◆ What needs to be done ◆
Copy out each line of the data holding "this".

◆ Provided records ◆
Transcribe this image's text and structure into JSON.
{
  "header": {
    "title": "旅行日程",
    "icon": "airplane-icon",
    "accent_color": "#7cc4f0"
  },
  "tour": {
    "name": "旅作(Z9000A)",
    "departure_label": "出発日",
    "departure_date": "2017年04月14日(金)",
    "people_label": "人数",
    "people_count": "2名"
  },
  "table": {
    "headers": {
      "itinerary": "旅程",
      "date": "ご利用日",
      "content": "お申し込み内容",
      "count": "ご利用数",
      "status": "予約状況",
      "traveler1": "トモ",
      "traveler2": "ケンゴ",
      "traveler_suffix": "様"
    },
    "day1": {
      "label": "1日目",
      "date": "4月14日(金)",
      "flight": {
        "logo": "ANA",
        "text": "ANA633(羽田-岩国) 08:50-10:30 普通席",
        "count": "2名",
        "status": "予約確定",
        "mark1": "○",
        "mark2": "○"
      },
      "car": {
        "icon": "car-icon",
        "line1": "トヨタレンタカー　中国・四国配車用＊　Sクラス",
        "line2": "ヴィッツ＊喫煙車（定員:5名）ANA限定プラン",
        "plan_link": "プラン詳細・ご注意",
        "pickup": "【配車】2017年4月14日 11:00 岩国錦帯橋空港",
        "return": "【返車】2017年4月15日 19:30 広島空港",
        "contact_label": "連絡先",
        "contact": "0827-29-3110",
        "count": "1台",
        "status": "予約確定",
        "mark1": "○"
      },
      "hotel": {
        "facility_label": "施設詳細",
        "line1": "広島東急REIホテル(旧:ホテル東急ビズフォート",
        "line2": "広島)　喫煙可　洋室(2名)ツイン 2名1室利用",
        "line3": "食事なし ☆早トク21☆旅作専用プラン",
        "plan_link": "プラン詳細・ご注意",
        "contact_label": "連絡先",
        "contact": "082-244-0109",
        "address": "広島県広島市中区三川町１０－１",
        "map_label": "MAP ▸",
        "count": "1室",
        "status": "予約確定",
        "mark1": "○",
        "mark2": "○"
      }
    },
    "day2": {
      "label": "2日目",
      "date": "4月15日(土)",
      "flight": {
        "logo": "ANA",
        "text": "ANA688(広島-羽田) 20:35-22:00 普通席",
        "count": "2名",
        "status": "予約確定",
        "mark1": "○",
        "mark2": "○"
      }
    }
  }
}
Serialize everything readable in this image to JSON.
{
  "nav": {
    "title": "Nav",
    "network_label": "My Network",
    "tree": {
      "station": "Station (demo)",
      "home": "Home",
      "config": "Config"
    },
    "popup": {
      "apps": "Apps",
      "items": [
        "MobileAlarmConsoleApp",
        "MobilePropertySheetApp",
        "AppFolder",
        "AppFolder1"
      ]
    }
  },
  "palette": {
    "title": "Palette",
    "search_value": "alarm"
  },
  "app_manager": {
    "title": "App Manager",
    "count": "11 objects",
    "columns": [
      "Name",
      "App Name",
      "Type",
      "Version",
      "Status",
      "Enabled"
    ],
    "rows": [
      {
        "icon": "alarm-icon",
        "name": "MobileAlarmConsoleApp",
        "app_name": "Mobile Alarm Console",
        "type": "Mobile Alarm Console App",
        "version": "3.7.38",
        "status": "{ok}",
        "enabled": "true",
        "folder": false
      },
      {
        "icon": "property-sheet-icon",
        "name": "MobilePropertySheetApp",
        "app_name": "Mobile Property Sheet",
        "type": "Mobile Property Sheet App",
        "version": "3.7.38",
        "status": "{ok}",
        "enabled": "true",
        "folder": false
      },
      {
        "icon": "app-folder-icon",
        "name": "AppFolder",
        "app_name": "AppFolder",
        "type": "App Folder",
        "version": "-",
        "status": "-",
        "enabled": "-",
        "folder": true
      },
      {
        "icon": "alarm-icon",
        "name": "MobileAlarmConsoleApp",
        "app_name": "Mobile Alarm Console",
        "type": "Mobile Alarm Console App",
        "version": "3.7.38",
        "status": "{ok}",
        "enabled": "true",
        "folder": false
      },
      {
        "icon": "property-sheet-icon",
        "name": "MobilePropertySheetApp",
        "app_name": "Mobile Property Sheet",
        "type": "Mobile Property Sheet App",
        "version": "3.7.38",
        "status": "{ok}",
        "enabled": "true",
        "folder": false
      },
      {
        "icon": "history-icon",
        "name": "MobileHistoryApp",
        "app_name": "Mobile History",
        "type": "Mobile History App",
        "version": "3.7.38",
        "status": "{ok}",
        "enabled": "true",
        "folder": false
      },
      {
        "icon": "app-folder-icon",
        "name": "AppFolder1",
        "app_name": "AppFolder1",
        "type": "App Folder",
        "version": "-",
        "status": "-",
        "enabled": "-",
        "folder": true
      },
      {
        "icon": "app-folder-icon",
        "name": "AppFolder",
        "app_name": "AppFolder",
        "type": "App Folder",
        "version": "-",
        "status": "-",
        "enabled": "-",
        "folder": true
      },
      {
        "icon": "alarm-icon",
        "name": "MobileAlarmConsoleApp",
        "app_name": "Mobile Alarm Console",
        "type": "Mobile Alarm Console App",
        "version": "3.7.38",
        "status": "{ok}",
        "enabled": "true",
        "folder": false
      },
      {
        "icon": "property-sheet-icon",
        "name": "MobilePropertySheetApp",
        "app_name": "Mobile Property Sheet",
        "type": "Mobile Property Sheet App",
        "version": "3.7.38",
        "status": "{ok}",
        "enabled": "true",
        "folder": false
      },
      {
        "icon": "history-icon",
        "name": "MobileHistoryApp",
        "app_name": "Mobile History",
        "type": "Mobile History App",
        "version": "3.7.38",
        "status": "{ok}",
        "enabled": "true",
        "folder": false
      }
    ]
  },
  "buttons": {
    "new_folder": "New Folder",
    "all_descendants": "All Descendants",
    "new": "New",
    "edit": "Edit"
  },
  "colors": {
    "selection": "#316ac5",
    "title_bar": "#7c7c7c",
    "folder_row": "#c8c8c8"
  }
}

◆ Complete output ◆
Transcribe this image's text and structure into JSON.
Serialize everything readable in this image to JSON.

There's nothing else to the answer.